== Task ==
Transcribe every line of the records below verbatim, omitting the pictures.

---------- Record excerpts ----------

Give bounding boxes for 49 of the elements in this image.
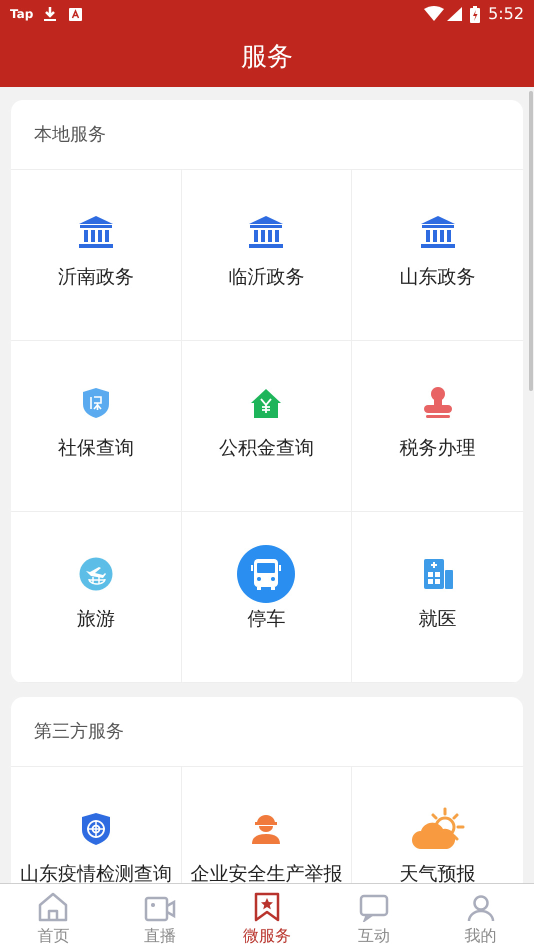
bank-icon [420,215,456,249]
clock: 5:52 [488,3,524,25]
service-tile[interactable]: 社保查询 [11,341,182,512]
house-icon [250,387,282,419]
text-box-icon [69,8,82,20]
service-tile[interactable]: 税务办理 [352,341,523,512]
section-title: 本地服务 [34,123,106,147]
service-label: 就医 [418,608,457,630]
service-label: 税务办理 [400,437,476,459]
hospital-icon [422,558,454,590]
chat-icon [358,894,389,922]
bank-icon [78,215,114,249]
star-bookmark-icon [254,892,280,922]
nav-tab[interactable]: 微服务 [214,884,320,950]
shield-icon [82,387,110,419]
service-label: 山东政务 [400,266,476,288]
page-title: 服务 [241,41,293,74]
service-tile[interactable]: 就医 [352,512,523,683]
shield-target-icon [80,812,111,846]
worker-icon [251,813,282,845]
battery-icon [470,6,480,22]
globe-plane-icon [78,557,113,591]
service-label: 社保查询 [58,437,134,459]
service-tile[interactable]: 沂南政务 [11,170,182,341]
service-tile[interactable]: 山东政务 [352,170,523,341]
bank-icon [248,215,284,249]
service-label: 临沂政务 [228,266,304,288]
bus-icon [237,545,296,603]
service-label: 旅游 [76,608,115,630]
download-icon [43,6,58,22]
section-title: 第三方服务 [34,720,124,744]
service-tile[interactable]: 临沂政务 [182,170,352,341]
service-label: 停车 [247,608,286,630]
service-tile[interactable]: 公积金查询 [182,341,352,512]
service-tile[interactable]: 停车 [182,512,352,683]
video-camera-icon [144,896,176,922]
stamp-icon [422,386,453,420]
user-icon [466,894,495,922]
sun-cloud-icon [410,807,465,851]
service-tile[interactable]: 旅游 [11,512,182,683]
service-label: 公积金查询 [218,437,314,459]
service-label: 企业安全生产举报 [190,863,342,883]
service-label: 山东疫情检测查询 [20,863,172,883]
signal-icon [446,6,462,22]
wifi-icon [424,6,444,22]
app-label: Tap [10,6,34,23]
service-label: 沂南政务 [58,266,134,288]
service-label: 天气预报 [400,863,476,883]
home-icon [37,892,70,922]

----------

== Output below ==
Give bounding boxes for 49 of the elements in this image.
bank-icon [420,215,456,249]
clock: 5:52 [488,3,524,25]
service-tile[interactable]: 社保查询 [11,341,182,512]
house-icon [250,387,282,419]
text-box-icon [69,8,82,20]
service-tile[interactable]: 税务办理 [352,341,523,512]
section-title: 本地服务 [34,123,106,147]
service-label: 就医 [418,608,457,630]
service-label: 税务办理 [400,437,476,459]
hospital-icon [422,558,454,590]
chat-icon [358,894,389,922]
bank-icon [78,215,114,249]
star-bookmark-icon [254,892,280,922]
nav-tab[interactable]: 微服务 [214,884,320,950]
shield-icon [82,387,110,419]
service-label: 山东政务 [400,266,476,288]
page-title: 服务 [241,41,293,74]
service-tile[interactable]: 就医 [352,512,523,683]
shield-target-icon [80,812,111,846]
worker-icon [251,813,282,845]
battery-icon [470,6,480,22]
globe-plane-icon [78,557,113,591]
service-label: 社保查询 [58,437,134,459]
service-tile[interactable]: 沂南政务 [11,170,182,341]
service-tile[interactable]: 山东政务 [352,170,523,341]
bank-icon [248,215,284,249]
service-label: 临沂政务 [228,266,304,288]
bus-icon [237,545,296,603]
service-label: 旅游 [76,608,115,630]
download-icon [43,6,58,22]
section-title: 第三方服务 [34,720,124,744]
service-tile[interactable]: 临沂政务 [182,170,352,341]
service-label: 停车 [247,608,286,630]
service-tile[interactable]: 公积金查询 [182,341,352,512]
service-tile[interactable]: 停车 [182,512,352,683]
video-camera-icon [144,896,176,922]
stamp-icon [422,386,453,420]
user-icon [466,894,495,922]
sun-cloud-icon [410,807,465,851]
service-tile[interactable]: 旅游 [11,512,182,683]
service-label: 公积金查询 [218,437,314,459]
service-label: 企业安全生产举报 [190,863,342,883]
service-label: 山东疫情检测查询 [20,863,172,883]
signal-icon [446,6,462,22]
wifi-icon [424,6,444,22]
app-label: Tap [10,6,34,23]
service-label: 沂南政务 [58,266,134,288]
service-label: 天气预报 [400,863,476,883]
home-icon [37,892,70,922]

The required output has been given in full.